WHAT IS REQUIRED: All of the records below should be output exactly.

Records that describe figures
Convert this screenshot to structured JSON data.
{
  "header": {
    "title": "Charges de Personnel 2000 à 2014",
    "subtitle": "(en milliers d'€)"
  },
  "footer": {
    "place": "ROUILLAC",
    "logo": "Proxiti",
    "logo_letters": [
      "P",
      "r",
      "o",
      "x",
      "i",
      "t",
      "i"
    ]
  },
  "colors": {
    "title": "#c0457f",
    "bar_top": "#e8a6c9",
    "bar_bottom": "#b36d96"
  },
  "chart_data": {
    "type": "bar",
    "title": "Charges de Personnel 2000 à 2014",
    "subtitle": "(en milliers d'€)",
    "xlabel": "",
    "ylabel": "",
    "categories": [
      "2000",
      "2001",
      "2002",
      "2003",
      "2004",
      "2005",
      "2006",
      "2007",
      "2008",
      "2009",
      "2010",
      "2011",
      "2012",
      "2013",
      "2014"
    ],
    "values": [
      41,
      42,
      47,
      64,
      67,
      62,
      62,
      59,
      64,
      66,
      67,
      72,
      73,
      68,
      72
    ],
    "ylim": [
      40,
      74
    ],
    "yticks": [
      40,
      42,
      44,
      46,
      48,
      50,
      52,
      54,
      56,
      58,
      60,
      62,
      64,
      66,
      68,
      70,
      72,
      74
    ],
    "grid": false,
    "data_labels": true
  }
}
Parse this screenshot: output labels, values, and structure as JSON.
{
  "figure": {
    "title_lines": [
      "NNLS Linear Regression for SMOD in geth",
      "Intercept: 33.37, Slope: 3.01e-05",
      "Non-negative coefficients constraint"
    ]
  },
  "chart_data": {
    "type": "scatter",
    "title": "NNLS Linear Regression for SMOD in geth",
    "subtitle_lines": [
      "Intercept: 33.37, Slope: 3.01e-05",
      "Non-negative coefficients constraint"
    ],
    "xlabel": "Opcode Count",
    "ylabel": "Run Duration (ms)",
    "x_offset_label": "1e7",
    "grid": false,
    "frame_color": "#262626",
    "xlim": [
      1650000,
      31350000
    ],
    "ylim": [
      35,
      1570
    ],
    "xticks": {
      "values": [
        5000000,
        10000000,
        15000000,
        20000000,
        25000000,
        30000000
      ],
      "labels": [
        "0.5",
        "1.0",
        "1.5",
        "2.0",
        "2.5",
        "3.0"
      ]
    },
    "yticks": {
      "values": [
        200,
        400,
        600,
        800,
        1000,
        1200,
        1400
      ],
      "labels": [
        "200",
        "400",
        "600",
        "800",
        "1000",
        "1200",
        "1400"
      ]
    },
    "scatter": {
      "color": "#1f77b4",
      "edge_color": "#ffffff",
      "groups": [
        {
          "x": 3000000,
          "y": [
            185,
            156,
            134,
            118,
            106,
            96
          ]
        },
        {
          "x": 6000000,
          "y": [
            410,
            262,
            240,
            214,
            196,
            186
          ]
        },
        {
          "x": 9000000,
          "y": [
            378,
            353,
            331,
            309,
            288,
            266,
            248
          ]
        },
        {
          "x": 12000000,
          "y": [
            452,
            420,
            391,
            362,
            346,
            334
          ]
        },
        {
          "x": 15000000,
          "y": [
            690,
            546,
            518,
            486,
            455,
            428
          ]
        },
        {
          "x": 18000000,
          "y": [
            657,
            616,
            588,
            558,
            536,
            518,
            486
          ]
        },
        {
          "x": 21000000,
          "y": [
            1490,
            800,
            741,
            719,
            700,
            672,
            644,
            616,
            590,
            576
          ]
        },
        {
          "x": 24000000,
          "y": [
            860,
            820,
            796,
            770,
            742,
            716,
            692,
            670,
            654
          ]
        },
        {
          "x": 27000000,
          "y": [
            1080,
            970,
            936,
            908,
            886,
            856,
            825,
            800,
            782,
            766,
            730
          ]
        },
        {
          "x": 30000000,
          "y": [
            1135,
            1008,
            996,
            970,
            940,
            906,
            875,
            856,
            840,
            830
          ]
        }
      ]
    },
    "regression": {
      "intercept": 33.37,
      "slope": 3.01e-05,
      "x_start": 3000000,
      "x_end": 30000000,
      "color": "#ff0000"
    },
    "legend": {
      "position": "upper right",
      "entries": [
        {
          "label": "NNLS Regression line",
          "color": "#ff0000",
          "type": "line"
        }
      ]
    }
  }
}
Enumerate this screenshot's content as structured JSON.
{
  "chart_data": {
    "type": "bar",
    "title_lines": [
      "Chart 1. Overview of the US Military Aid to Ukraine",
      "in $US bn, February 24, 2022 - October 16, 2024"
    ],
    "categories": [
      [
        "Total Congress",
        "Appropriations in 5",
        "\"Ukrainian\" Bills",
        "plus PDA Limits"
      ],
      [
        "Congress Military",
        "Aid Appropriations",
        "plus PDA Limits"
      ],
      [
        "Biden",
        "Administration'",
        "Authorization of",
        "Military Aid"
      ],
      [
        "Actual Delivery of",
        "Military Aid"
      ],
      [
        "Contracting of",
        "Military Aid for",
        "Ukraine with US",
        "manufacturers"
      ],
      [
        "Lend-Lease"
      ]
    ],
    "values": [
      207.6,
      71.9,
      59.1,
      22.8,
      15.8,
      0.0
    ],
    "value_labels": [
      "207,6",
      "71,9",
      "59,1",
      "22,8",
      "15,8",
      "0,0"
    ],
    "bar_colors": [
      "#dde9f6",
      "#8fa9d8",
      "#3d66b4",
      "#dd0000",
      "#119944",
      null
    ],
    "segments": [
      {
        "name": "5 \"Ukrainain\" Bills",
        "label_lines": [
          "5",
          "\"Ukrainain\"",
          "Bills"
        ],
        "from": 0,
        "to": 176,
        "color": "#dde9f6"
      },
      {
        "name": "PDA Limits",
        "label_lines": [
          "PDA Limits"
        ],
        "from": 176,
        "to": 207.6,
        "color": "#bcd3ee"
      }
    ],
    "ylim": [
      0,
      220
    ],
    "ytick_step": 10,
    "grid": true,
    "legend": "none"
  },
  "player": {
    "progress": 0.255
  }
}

EXPECTED ANSWER:
Convert this screenshot to structured JSON data.
{
  "header": {
    "title": "Charges de Personnel 2000 à 2014",
    "subtitle": "(en milliers d'€)"
  },
  "footer": {
    "place": "ROUILLAC",
    "logo": "Proxiti",
    "logo_letters": [
      "P",
      "r",
      "o",
      "x",
      "i",
      "t",
      "i"
    ]
  },
  "colors": {
    "title": "#c0457f",
    "bar_top": "#e8a6c9",
    "bar_bottom": "#b36d96"
  },
  "chart_data": {
    "type": "bar",
    "title": "Charges de Personnel 2000 à 2014",
    "subtitle": "(en milliers d'€)",
    "xlabel": "",
    "ylabel": "",
    "categories": [
      "2000",
      "2001",
      "2002",
      "2003",
      "2004",
      "2005",
      "2006",
      "2007",
      "2008",
      "2009",
      "2010",
      "2011",
      "2012",
      "2013",
      "2014"
    ],
    "values": [
      41,
      42,
      47,
      64,
      67,
      62,
      62,
      59,
      64,
      66,
      67,
      72,
      73,
      68,
      72
    ],
    "ylim": [
      40,
      74
    ],
    "yticks": [
      40,
      42,
      44,
      46,
      48,
      50,
      52,
      54,
      56,
      58,
      60,
      62,
      64,
      66,
      68,
      70,
      72,
      74
    ],
    "grid": false,
    "data_labels": true
  }
}
Parse this screenshot: output labels, values, and structure as JSON.
{
  "figure": {
    "title_lines": [
      "NNLS Linear Regression for SMOD in geth",
      "Intercept: 33.37, Slope: 3.01e-05",
      "Non-negative coefficients constraint"
    ]
  },
  "chart_data": {
    "type": "scatter",
    "title": "NNLS Linear Regression for SMOD in geth",
    "subtitle_lines": [
      "Intercept: 33.37, Slope: 3.01e-05",
      "Non-negative coefficients constraint"
    ],
    "xlabel": "Opcode Count",
    "ylabel": "Run Duration (ms)",
    "x_offset_label": "1e7",
    "grid": false,
    "frame_color": "#262626",
    "xlim": [
      1650000,
      31350000
    ],
    "ylim": [
      35,
      1570
    ],
    "xticks": {
      "values": [
        5000000,
        10000000,
        15000000,
        20000000,
        25000000,
        30000000
      ],
      "labels": [
        "0.5",
        "1.0",
        "1.5",
        "2.0",
        "2.5",
        "3.0"
      ]
    },
    "yticks": {
      "values": [
        200,
        400,
        600,
        800,
        1000,
        1200,
        1400
      ],
      "labels": [
        "200",
        "400",
        "600",
        "800",
        "1000",
        "1200",
        "1400"
      ]
    },
    "scatter": {
      "color": "#1f77b4",
      "edge_color": "#ffffff",
      "groups": [
        {
          "x": 3000000,
          "y": [
            185,
            156,
            134,
            118,
            106,
            96
          ]
        },
        {
          "x": 6000000,
          "y": [
            410,
            262,
            240,
            214,
            196,
            186
          ]
        },
        {
          "x": 9000000,
          "y": [
            378,
            353,
            331,
            309,
            288,
            266,
            248
          ]
        },
        {
          "x": 12000000,
          "y": [
            452,
            420,
            391,
            362,
            346,
            334
          ]
        },
        {
          "x": 15000000,
          "y": [
            690,
            546,
            518,
            486,
            455,
            428
          ]
        },
        {
          "x": 18000000,
          "y": [
            657,
            616,
            588,
            558,
            536,
            518,
            486
          ]
        },
        {
          "x": 21000000,
          "y": [
            1490,
            800,
            741,
            719,
            700,
            672,
            644,
            616,
            590,
            576
          ]
        },
        {
          "x": 24000000,
          "y": [
            860,
            820,
            796,
            770,
            742,
            716,
            692,
            670,
            654
          ]
        },
        {
          "x": 27000000,
          "y": [
            1080,
            970,
            936,
            908,
            886,
            856,
            825,
            800,
            782,
            766,
            730
          ]
        },
        {
          "x": 30000000,
          "y": [
            1135,
            1008,
            996,
            970,
            940,
            906,
            875,
            856,
            840,
            830
          ]
        }
      ]
    },
    "regression": {
      "intercept": 33.37,
      "slope": 3.01e-05,
      "x_start": 3000000,
      "x_end": 30000000,
      "color": "#ff0000"
    },
    "legend": {
      "position": "upper right",
      "entries": [
        {
          "label": "NNLS Regression line",
          "color": "#ff0000",
          "type": "line"
        }
      ]
    }
  }
}
Enumerate this screenshot's content as structured JSON.
{
  "chart_data": {
    "type": "bar",
    "title_lines": [
      "Chart 1. Overview of the US Military Aid to Ukraine",
      "in $US bn, February 24, 2022 - October 16, 2024"
    ],
    "categories": [
      [
        "Total Congress",
        "Appropriations in 5",
        "\"Ukrainian\" Bills",
        "plus PDA Limits"
      ],
      [
        "Congress Military",
        "Aid Appropriations",
        "plus PDA Limits"
      ],
      [
        "Biden",
        "Administration'",
        "Authorization of",
        "Military Aid"
      ],
      [
        "Actual Delivery of",
        "Military Aid"
      ],
      [
        "Contracting of",
        "Military Aid for",
        "Ukraine with US",
        "manufacturers"
      ],
      [
        "Lend-Lease"
      ]
    ],
    "values": [
      207.6,
      71.9,
      59.1,
      22.8,
      15.8,
      0.0
    ],
    "value_labels": [
      "207,6",
      "71,9",
      "59,1",
      "22,8",
      "15,8",
      "0,0"
    ],
    "bar_colors": [
      "#dde9f6",
      "#8fa9d8",
      "#3d66b4",
      "#dd0000",
      "#119944",
      null
    ],
    "segments": [
      {
        "name": "5 \"Ukrainain\" Bills",
        "label_lines": [
          "5",
          "\"Ukrainain\"",
          "Bills"
        ],
        "from": 0,
        "to": 176,
        "color": "#dde9f6"
      },
      {
        "name": "PDA Limits",
        "label_lines": [
          "PDA Limits"
        ],
        "from": 176,
        "to": 207.6,
        "color": "#bcd3ee"
      }
    ],
    "ylim": [
      0,
      220
    ],
    "ytick_step": 10,
    "grid": true,
    "legend": "none"
  },
  "player": {
    "progress": 0.255
  }
}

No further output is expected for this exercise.